DATA FOR THE TASK start

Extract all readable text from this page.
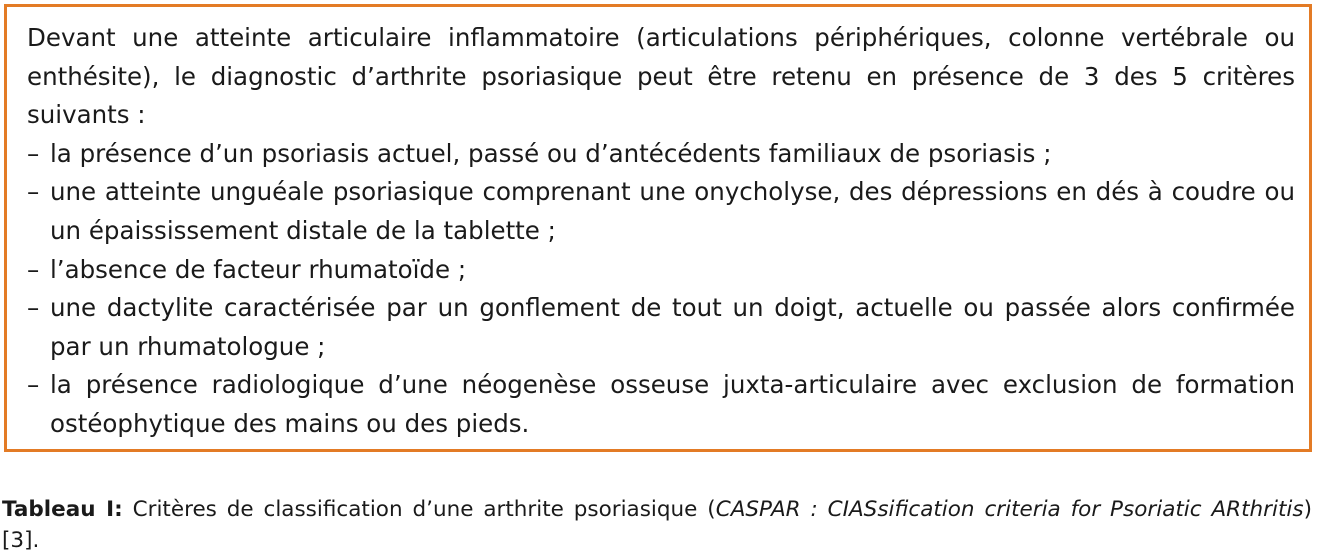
Devant une atteinte articulaire inflammatoire (articulations périphériques, colonne vertébrale ou enthésite), le diagnostic d’arthrite psoriasique peut être retenu en présence de 3 des 5 critères suivants :

– la présence d’un psoriasis actuel, passé ou d’antécédents familiaux de psoriasis ;

– une atteinte unguéale psoriasique comprenant une onycholyse, des dépressions en dés à coudre ou un épaississement distale de la tablette ;

– l’absence de facteur rhumatoïde ;

– une dactylite caractérisée par un gonflement de tout un doigt, actuelle ou passée alors confirmée par un rhumatologue ;

– la présence radiologique d’une néogenèse osseuse juxta-articulaire avec exclusion de formation ostéophytique des mains ou des pieds.

Tableau I: Critères de classification d’une arthrite psoriasique (CASPAR : CIASsification criteria for Psoriatic ARthritis) [3].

DATA FOR THE TASK end

→ **INSTRUCTIONS FOR THE TASK**
Copy each line holding the word "articulaire" from the listing above.

→ **ANSWER TO THIS TASK**
Devant une atteinte articulaire inflammatoire (articulations périphériques, colonne vertébrale ou enthésite), le diagnostic d’arthrite psoriasique peut être retenu en présence de 3 des 5 critères suivants :
– la présence radiologique d’une néogenèse osseuse juxta-articulaire avec exclusion de formation ostéophytique des mains ou des pieds.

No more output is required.